::: DATA FOR THIS TASK :::

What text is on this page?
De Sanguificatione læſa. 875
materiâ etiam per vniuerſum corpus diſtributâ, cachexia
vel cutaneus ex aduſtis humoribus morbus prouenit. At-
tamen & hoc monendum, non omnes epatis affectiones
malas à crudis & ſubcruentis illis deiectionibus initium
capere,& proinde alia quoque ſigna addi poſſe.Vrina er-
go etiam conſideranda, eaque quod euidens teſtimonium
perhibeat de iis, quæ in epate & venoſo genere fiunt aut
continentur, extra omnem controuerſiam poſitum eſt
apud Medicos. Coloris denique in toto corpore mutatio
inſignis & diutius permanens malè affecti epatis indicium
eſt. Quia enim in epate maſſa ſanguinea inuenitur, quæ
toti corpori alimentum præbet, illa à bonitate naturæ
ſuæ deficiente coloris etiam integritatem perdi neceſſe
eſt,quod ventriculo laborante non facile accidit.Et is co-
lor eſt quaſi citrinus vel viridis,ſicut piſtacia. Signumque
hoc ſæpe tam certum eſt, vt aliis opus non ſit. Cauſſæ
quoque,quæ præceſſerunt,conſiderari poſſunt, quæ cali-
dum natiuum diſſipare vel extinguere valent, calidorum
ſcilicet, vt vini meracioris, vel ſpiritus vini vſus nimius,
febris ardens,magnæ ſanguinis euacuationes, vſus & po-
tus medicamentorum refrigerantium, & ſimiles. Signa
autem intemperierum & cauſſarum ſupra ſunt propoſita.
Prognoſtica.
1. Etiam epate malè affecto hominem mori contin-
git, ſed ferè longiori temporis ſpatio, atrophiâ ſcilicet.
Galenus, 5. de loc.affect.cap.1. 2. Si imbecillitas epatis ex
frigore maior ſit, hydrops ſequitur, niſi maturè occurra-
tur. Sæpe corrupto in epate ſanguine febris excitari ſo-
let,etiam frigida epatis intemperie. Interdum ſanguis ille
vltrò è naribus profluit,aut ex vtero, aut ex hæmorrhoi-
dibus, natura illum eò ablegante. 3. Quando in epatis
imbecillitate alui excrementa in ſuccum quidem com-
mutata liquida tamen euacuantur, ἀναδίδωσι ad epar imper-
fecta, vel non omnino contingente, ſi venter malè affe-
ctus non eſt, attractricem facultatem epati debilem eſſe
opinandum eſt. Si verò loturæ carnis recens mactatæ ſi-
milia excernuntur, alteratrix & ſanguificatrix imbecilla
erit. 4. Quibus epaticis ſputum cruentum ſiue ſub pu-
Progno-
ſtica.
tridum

:::

DIRECTIONS FOR THIS TASK: All of the data above should be transcribed exactly.

OUTPUT BELOW:
What text is on this page?
De Sanguificatione læſa. 875
materiâ etiam per vniuerſum corpus diſtributâ, cachexia
vel cutaneus ex aduſtis humoribus morbus prouenit. At-
tamen & hoc monendum, non omnes epatis affectiones
malas à crudis & ſubcruentis illis deiectionibus initium
capere,& proinde alia quoque ſigna addi poſſe.Vrina er-
go etiam conſideranda, eaque quod euidens teſtimonium
perhibeat de iis, quæ in epate & venoſo genere fiunt aut
continentur, extra omnem controuerſiam poſitum eſt
apud Medicos. Coloris denique in toto corpore mutatio
inſignis & diutius permanens malè affecti epatis indicium
eſt. Quia enim in epate maſſa ſanguinea inuenitur, quæ
toti corpori alimentum præbet, illa à bonitate naturæ
ſuæ deficiente coloris etiam integritatem perdi neceſſe
eſt,quod ventriculo laborante non facile accidit.Et is co-
lor eſt quaſi citrinus vel viridis,ſicut piſtacia. Signumque
hoc ſæpe tam certum eſt, vt aliis opus non ſit. Cauſſæ
quoque,quæ præceſſerunt,conſiderari poſſunt, quæ cali-
dum natiuum diſſipare vel extinguere valent, calidorum
ſcilicet, vt vini meracioris, vel ſpiritus vini vſus nimius,
febris ardens,magnæ ſanguinis euacuationes, vſus & po-
tus medicamentorum refrigerantium, & ſimiles. Signa
autem intemperierum & cauſſarum ſupra ſunt propoſita.
Prognoſtica.
1. Etiam epate malè affecto hominem mori contin-
git, ſed ferè longiori temporis ſpatio, atrophiâ ſcilicet.
Galenus, 5. de loc.affect.cap.1. 2. Si imbecillitas epatis ex
frigore maior ſit, hydrops ſequitur, niſi maturè occurra-
tur. Sæpe corrupto in epate ſanguine febris excitari ſo-
let,etiam frigida epatis intemperie. Interdum ſanguis ille
vltrò è naribus profluit,aut ex vtero, aut ex hæmorrhoi-
dibus, natura illum eò ablegante. 3. Quando in epatis
imbecillitate alui excrementa in ſuccum quidem com-
mutata liquida tamen euacuantur, ἀναδίδωσι ad epar imper-
fecta, vel non omnino contingente, ſi venter malè affe-
ctus non eſt, attractricem facultatem epati debilem eſſe
opinandum eſt. Si verò loturæ carnis recens mactatæ ſi-
milia excernuntur, alteratrix & ſanguificatrix imbecilla
erit. 4. Quibus epaticis ſputum cruentum ſiue ſub pu-
Progno-
ſtica.
tridum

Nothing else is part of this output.